* _EXERCISE TASK_
Sort through the data and copy the lines holding the word "name".

===== DATA FOR PROCESSING

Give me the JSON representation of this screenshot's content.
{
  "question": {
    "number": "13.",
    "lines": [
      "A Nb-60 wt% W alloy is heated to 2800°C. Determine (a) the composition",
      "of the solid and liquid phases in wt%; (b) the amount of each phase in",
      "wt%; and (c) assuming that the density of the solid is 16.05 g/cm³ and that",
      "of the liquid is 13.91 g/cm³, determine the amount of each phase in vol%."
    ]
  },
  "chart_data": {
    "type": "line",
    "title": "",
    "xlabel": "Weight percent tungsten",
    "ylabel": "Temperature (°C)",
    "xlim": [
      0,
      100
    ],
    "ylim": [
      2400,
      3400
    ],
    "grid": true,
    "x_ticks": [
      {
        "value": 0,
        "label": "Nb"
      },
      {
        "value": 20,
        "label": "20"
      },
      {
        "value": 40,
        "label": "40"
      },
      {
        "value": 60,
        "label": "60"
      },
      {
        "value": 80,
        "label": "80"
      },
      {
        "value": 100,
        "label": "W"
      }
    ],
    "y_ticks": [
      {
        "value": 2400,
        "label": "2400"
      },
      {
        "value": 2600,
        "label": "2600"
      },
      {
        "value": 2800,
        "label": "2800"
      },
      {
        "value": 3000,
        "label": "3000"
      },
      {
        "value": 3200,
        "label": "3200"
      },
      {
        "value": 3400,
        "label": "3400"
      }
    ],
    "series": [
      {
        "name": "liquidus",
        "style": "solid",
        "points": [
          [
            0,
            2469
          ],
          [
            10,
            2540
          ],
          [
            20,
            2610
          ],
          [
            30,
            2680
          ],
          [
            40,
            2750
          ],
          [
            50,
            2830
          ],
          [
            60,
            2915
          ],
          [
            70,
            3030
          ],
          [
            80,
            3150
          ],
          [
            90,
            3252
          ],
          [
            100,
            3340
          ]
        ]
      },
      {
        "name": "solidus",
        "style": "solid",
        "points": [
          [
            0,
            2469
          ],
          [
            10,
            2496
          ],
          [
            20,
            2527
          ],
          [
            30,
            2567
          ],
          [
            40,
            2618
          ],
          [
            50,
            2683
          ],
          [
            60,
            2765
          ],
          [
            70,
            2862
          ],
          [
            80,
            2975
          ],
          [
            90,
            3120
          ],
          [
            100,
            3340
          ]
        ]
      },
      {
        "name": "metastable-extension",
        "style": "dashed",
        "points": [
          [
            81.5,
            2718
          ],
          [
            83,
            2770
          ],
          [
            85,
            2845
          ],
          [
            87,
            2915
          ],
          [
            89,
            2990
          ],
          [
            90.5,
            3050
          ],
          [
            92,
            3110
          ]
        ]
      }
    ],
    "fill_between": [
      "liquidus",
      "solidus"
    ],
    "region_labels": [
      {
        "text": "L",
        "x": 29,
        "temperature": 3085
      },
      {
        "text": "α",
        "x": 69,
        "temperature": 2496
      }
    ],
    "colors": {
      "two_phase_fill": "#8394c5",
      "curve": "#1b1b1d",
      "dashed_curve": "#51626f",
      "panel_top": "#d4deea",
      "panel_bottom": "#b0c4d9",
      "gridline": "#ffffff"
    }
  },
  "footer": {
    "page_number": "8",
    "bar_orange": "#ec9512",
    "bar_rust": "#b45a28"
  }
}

==========

* _SOLUTION TO THIS PROBLEM_
        "name": "liquidus",
        "name": "solidus",
        "name": "metastable-extension",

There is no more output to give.